>> Begin ENTRIES PROVIDED

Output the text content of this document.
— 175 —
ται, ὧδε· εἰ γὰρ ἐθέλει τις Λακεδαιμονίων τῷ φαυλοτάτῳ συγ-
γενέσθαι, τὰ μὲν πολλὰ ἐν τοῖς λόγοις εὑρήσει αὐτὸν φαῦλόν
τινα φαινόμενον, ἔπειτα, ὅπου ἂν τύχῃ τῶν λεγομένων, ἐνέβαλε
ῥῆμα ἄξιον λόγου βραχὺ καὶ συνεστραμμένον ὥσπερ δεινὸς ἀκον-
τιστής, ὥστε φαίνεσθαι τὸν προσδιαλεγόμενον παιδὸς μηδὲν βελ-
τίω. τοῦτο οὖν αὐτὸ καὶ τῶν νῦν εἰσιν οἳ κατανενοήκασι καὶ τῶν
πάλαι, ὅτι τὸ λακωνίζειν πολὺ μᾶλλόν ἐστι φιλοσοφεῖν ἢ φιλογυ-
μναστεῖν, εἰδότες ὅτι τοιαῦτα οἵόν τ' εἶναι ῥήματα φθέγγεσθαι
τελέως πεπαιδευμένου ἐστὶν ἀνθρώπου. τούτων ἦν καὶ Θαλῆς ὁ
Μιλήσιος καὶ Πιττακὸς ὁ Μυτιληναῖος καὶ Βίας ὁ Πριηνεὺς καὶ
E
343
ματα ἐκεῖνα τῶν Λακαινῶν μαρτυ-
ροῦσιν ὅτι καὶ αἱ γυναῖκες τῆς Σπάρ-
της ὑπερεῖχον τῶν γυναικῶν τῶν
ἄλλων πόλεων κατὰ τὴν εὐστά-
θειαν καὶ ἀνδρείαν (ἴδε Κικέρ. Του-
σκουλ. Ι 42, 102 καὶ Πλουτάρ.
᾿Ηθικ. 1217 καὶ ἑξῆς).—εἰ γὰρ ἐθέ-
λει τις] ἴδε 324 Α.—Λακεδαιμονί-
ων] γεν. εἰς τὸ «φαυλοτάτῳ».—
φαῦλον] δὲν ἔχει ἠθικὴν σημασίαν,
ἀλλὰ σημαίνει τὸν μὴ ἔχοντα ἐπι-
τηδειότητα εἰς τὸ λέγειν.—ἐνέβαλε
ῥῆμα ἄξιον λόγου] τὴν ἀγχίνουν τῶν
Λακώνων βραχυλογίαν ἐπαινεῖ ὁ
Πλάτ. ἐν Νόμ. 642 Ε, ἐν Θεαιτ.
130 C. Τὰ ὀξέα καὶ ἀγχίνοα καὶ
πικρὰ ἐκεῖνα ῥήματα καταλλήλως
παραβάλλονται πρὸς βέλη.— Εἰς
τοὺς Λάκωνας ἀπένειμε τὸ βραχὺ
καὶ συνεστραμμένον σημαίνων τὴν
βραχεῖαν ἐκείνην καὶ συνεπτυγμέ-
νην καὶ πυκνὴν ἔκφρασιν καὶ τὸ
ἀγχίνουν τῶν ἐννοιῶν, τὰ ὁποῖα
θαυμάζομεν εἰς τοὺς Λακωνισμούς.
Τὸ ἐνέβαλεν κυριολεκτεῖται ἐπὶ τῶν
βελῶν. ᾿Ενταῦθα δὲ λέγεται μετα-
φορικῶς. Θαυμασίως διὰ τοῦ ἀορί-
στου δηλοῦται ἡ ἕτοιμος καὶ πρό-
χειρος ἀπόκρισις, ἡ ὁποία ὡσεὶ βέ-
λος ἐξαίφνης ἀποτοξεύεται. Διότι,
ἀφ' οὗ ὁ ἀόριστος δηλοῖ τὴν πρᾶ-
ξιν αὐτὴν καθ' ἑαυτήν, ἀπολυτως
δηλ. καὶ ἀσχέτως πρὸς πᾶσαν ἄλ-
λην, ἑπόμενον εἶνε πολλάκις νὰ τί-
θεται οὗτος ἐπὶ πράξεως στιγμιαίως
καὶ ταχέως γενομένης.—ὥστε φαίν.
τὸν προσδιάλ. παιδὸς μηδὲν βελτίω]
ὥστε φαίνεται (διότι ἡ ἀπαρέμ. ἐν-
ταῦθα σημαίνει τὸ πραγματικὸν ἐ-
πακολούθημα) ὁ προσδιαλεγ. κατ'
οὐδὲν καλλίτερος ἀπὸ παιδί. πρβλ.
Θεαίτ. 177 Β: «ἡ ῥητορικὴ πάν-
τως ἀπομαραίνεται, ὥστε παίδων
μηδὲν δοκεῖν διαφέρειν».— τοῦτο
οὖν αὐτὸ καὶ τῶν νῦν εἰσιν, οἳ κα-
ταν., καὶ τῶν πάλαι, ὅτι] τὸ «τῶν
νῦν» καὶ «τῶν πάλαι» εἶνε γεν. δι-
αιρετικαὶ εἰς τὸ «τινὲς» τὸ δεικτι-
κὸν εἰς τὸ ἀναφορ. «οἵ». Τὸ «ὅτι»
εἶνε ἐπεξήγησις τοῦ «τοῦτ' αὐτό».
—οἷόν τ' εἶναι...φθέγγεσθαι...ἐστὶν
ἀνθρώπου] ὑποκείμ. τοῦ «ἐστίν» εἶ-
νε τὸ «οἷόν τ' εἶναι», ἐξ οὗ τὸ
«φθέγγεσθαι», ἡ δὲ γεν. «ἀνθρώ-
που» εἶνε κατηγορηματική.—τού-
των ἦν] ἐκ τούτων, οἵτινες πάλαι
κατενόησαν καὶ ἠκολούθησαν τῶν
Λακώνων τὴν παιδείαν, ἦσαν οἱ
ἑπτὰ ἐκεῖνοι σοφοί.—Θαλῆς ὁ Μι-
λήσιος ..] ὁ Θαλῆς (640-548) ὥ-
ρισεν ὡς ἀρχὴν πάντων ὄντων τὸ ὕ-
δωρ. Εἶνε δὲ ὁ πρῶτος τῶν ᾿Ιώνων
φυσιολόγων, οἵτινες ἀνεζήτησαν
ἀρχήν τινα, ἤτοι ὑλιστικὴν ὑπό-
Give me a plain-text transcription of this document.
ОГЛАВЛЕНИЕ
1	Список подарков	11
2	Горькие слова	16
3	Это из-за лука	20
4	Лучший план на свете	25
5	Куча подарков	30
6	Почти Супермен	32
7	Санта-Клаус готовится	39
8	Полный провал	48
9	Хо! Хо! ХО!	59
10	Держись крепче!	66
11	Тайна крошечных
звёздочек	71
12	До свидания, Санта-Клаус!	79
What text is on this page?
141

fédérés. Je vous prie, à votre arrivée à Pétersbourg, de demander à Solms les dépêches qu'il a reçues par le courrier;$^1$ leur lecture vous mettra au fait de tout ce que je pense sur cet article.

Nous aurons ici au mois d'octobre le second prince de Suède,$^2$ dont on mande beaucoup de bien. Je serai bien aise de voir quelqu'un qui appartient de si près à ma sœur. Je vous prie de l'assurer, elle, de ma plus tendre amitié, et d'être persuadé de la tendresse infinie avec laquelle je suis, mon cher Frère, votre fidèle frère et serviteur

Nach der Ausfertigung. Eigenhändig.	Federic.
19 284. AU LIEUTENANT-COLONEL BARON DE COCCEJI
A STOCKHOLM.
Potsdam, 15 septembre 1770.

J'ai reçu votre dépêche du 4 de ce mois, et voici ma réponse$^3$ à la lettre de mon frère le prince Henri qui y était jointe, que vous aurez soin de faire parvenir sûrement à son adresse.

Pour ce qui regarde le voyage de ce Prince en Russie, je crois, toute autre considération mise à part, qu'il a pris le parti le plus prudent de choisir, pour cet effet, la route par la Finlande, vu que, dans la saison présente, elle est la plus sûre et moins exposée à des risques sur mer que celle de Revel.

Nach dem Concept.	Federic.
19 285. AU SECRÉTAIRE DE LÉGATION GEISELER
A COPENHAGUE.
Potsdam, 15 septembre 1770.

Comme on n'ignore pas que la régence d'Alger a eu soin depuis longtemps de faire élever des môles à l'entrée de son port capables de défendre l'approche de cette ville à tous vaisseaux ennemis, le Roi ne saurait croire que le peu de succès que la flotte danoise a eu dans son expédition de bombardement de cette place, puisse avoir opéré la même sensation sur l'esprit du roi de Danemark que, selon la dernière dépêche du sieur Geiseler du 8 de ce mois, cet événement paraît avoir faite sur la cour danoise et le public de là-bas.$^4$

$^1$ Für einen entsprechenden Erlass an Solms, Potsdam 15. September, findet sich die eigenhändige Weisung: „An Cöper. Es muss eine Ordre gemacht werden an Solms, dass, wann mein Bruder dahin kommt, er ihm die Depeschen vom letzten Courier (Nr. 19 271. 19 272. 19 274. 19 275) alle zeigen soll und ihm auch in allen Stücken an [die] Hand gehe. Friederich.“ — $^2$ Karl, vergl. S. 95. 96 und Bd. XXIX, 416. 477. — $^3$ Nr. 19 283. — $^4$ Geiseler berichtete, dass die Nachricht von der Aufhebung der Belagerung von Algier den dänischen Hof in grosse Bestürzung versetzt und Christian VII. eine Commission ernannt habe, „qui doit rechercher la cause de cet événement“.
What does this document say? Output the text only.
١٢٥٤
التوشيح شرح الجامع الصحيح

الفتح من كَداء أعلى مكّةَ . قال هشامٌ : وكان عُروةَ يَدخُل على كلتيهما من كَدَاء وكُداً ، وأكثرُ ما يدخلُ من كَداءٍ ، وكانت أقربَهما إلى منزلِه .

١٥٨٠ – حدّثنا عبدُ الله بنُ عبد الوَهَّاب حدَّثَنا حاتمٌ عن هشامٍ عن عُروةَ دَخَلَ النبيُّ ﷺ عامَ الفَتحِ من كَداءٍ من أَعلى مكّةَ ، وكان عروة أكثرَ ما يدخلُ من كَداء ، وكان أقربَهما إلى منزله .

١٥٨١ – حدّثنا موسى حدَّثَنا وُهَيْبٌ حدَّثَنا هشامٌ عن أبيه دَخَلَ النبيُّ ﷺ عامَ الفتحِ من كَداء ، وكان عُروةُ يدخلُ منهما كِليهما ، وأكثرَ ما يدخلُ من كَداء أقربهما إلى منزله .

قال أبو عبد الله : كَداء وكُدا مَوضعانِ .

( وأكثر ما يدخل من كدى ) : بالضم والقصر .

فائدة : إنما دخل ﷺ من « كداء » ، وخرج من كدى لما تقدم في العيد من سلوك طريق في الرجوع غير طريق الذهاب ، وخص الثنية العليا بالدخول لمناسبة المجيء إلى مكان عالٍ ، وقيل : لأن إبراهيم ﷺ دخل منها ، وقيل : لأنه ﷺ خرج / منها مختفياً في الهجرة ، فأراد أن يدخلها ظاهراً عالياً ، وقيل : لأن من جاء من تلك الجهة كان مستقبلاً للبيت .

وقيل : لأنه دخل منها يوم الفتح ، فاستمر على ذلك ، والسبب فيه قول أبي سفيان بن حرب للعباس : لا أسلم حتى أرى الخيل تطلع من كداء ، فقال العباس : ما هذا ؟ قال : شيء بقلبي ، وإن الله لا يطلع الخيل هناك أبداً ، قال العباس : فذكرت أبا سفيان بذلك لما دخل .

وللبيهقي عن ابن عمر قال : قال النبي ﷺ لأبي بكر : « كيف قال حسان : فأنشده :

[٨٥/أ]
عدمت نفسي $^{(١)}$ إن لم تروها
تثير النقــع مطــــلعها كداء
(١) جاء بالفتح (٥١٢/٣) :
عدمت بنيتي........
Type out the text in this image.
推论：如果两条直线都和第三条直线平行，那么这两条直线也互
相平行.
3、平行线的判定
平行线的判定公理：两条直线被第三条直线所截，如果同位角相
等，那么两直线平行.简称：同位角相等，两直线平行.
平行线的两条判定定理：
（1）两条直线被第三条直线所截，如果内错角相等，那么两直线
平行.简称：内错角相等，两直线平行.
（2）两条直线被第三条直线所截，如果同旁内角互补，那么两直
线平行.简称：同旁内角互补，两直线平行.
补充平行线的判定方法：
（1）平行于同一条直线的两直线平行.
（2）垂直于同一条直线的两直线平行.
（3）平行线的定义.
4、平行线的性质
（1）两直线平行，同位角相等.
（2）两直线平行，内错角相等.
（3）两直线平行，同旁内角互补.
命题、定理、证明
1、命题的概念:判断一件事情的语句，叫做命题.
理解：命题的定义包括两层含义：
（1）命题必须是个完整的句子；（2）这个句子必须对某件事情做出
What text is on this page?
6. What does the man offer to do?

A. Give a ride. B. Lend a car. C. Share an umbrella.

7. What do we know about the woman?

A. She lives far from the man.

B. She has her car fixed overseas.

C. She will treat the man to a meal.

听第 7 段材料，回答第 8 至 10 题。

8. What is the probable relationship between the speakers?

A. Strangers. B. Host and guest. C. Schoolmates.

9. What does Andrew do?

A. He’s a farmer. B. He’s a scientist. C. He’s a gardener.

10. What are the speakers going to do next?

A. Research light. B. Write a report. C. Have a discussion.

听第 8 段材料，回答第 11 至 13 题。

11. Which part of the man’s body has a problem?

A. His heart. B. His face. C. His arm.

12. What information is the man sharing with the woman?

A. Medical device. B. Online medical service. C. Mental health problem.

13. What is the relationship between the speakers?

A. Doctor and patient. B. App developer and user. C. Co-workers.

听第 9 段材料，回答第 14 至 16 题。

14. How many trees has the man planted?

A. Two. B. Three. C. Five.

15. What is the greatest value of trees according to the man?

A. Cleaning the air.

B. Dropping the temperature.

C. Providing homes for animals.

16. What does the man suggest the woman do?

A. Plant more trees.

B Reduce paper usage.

>> End ENTRIES PROVIDED

CHALLENGE :: Isolate the lines that hold the word "relationship" and copy all of them.

REPLY TO THE EXERCISE ::
8. What is the probable relationship between the speakers?
13. What is the relationship between the speakers?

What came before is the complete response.